### Work to complete:
In the entries that follow, how many lines contain the word "sich"? Answer with the number only.
## START
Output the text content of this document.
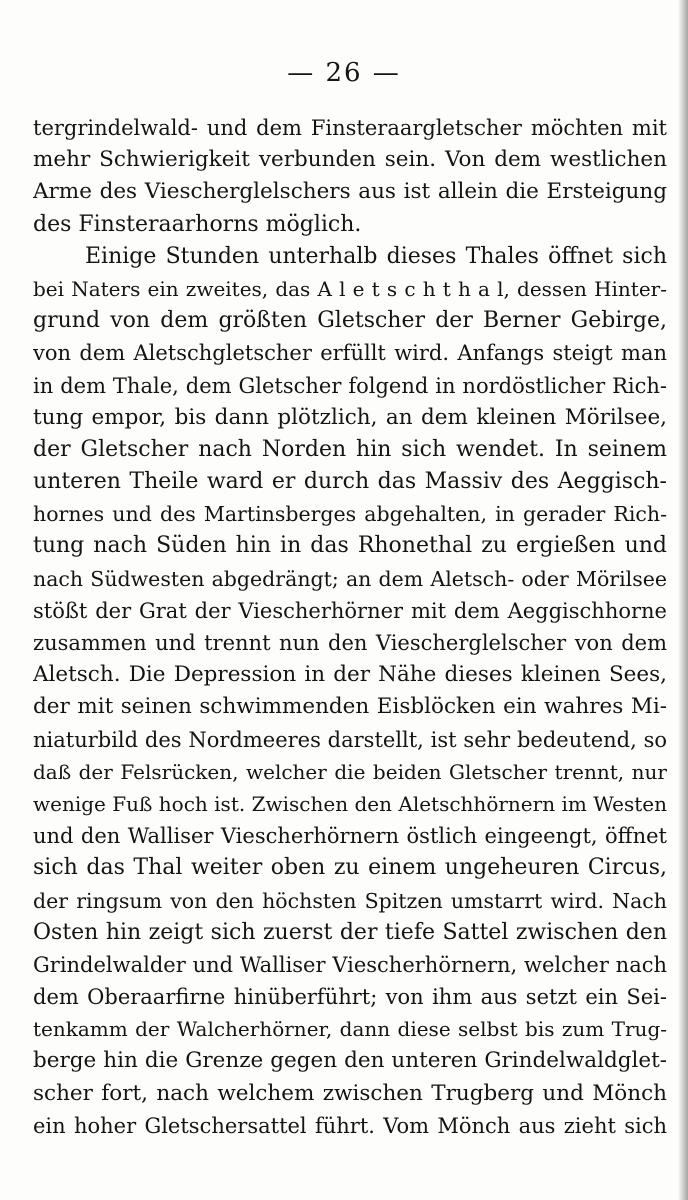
— 26 —
tergrindelwald- und dem Finsteraargletscher möchten mit
mehr Schwierigkeit verbunden sein. Von dem westlichen
Arme des Viescherglelschers aus ist allein die Ersteigung
des Finsteraarhorns möglich.
Einige Stunden unterhalb dieses Thales öffnet sich
bei Naters ein zweites, das A l e t s c h t h a l, dessen Hinter-
grund von dem größten Gletscher der Berner Gebirge,
von dem Aletschgletscher erfüllt wird. Anfangs steigt man
in dem Thale, dem Gletscher folgend in nordöstlicher Rich-
tung empor, bis dann plötzlich, an dem kleinen Mörilsee,
der Gletscher nach Norden hin sich wendet. In seinem
unteren Theile ward er durch das Massiv des Aeggisch-
hornes und des Martinsberges abgehalten, in gerader Rich-
tung nach Süden hin in das Rhonethal zu ergießen und
nach Südwesten abgedrängt; an dem Aletsch- oder Mörilsee
stößt der Grat der Viescherhörner mit dem Aeggischhorne
zusammen und trennt nun den Viescherglelscher von dem
Aletsch. Die Depression in der Nähe dieses kleinen Sees,
der mit seinen schwimmenden Eisblöcken ein wahres Mi-
niaturbild des Nordmeeres darstellt, ist sehr bedeutend, so
daß der Felsrücken, welcher die beiden Gletscher trennt, nur
wenige Fuß hoch ist. Zwischen den Aletschhörnern im Westen
und den Walliser Viescherhörnern östlich eingeengt, öffnet
sich das Thal weiter oben zu einem ungeheuren Circus,
der ringsum von den höchsten Spitzen umstarrt wird. Nach
Osten hin zeigt sich zuerst der tiefe Sattel zwischen den
Grindelwalder und Walliser Viescherhörnern, welcher nach
dem Oberaarfirne hinüberführt; von ihm aus setzt ein Sei-
tenkamm der Walcherhörner, dann diese selbst bis zum Trug-
berge hin die Grenze gegen den unteren Grindelwaldglet-
scher fort, nach welchem zwischen Trugberg und Mönch
ein hoher Gletschersattel führt. Vom Mönch aus zieht sich
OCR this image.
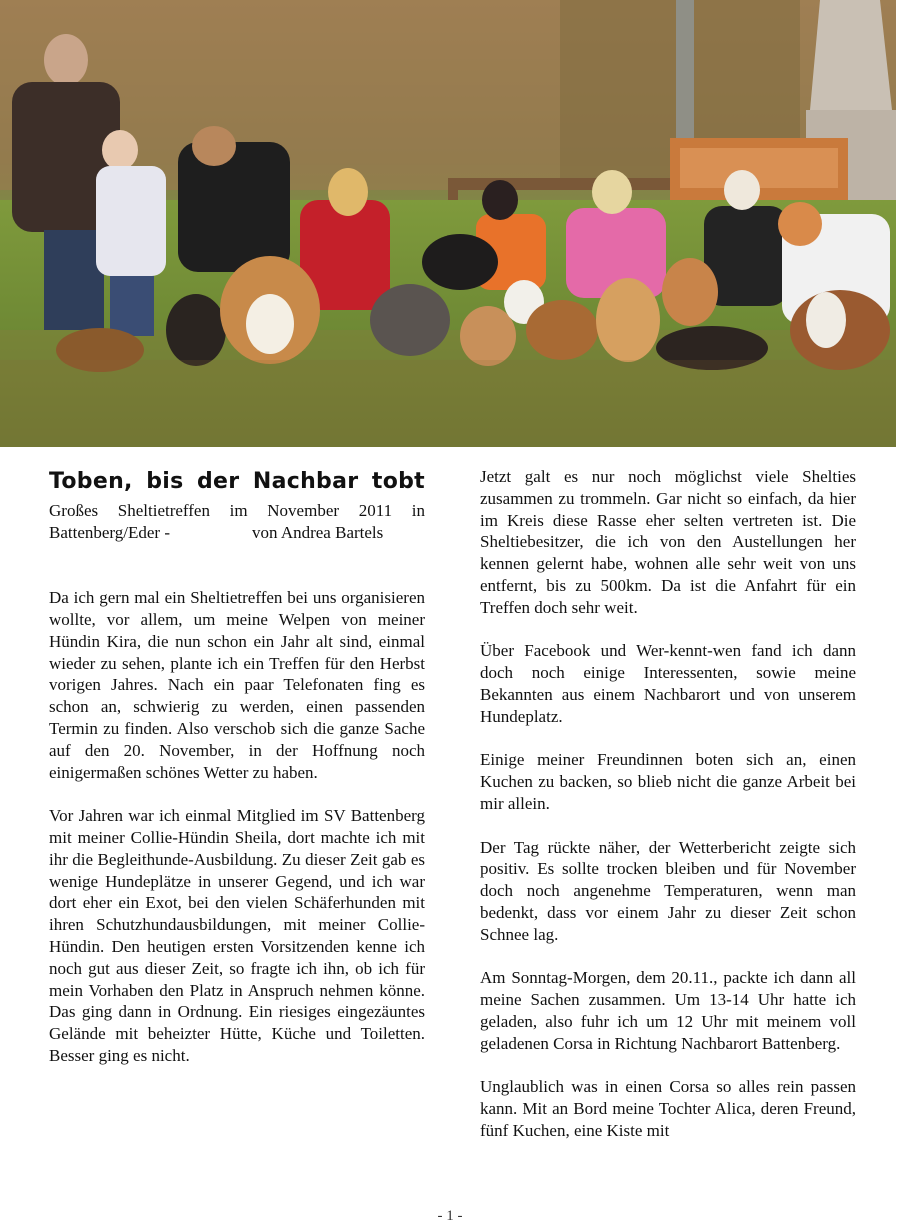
Toben, bis der Nachbar tobt

Großes Sheltietreffen im November 2011 in Battenberg/Eder -	von Andrea Bartels

Da ich gern mal ein Sheltietreffen bei uns organisieren wollte, vor allem, um meine Welpen von meiner Hündin Kira, die nun schon ein Jahr alt sind, einmal wieder zu sehen, plante ich ein Treffen für den Herbst vorigen Jahres. Nach ein paar Telefonaten fing es schon an, schwierig zu werden, einen passenden Termin zu finden. Also verschob sich die ganze Sache auf den 20. November, in der Hoffnung noch einigermaßen schönes Wetter zu haben.

Vor Jahren war ich einmal Mitglied im SV Battenberg mit meiner Collie-Hündin Sheila, dort machte ich mit ihr die Begleithunde-Ausbildung. Zu dieser Zeit gab es wenige Hundeplätze in unserer Gegend, und ich war dort eher ein Exot, bei den vielen Schäferhunden mit ihren Schutzhundausbildungen, mit meiner Collie-Hündin. Den heutigen ersten Vorsitzenden kenne ich noch gut aus dieser Zeit, so fragte ich ihn, ob ich für mein Vorhaben den Platz in Anspruch nehmen könne. Das ging dann in Ordnung. Ein riesiges eingezäuntes Gelände mit beheizter Hütte, Küche und Toiletten. Besser ging es nicht.

Jetzt galt es nur noch möglichst viele Shelties zusammen zu trommeln. Gar nicht so einfach, da hier im Kreis diese Rasse eher selten vertreten ist. Die Sheltiebesitzer, die ich von den Austellungen her kennen gelernt habe, wohnen alle sehr weit von uns entfernt, bis zu 500km. Da ist die Anfahrt für ein Treffen doch sehr weit.

Über Facebook und Wer-kennt-wen fand ich dann doch noch einige Interessenten, sowie meine Bekannten aus einem Nachbarort und von unserem Hundeplatz.

Einige meiner Freundinnen boten sich an, einen Kuchen zu backen, so blieb nicht die ganze Arbeit bei mir allein.

Der Tag rückte näher, der Wetterbericht zeigte sich positiv. Es sollte trocken bleiben und für November doch noch angenehme Temperaturen, wenn man bedenkt, dass vor einem Jahr zu dieser Zeit schon Schnee lag.

Am Sonntag-Morgen, dem 20.11., packte ich dann all meine Sachen zusammen. Um 13-14 Uhr hatte ich geladen, also fuhr ich um 12 Uhr mit meinem voll geladenen Corsa in Richtung Nachbarort Battenberg.

Unglaublich was in einen Corsa so alles rein passen kann. Mit an Bord meine Tochter Alica, deren Freund, fünf Kuchen, eine Kiste mit

- 1 -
## END
### Result for this task:
8